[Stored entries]
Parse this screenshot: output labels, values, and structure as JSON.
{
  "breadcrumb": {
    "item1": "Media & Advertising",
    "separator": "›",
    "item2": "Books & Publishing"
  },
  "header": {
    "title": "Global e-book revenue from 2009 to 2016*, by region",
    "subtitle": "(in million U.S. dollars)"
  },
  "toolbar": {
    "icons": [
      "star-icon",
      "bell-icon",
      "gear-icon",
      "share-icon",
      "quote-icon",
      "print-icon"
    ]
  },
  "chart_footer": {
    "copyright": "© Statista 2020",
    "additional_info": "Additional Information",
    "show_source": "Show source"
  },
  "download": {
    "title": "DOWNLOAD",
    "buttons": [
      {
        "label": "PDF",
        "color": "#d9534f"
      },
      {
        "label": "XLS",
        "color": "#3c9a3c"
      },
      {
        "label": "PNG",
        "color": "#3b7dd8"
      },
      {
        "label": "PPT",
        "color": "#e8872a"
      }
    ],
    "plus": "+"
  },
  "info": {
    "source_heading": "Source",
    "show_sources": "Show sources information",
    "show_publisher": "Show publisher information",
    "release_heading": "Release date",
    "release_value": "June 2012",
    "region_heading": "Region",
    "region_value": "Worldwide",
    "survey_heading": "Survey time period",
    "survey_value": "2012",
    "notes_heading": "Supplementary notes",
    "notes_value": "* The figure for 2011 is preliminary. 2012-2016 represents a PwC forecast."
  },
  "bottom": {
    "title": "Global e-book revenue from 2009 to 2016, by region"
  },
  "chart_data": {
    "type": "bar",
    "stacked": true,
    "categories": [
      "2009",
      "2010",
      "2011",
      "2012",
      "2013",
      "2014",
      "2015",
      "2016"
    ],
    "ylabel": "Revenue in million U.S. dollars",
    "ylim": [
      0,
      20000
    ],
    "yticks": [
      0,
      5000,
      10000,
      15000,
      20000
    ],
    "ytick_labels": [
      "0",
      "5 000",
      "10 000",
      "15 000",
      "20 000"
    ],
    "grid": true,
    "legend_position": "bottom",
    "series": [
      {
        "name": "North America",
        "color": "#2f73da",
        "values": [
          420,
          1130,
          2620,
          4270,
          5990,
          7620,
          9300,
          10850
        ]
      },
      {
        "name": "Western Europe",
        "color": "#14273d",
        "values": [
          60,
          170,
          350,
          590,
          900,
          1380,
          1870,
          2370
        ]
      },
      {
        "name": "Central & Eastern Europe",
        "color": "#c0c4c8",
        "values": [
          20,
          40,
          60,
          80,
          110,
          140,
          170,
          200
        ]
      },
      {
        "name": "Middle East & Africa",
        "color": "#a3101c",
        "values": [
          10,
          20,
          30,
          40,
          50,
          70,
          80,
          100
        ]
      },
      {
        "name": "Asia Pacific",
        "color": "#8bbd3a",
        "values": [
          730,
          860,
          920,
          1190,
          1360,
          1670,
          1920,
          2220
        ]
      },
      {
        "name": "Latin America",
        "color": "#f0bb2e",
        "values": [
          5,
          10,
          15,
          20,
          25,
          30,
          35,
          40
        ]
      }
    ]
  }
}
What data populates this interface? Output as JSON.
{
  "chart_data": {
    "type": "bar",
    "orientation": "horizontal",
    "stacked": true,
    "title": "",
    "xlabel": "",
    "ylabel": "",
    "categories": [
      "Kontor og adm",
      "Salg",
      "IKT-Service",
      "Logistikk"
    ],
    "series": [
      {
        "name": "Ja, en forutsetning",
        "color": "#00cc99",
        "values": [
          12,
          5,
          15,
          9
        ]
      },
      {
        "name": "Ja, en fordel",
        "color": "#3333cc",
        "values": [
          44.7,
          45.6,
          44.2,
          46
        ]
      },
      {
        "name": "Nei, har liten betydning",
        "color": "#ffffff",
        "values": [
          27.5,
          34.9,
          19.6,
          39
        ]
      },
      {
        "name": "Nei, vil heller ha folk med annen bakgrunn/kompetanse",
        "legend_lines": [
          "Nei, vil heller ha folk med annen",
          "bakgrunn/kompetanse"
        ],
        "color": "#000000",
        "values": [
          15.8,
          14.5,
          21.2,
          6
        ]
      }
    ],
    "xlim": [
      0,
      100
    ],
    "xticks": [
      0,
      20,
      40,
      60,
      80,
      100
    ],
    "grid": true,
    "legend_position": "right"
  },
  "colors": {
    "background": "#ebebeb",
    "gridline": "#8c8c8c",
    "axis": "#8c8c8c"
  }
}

REQUIRED TASK: Only a number is wanted here: how many lines in the data above include the string "ylabel"?

SOLUTION BELOW: 2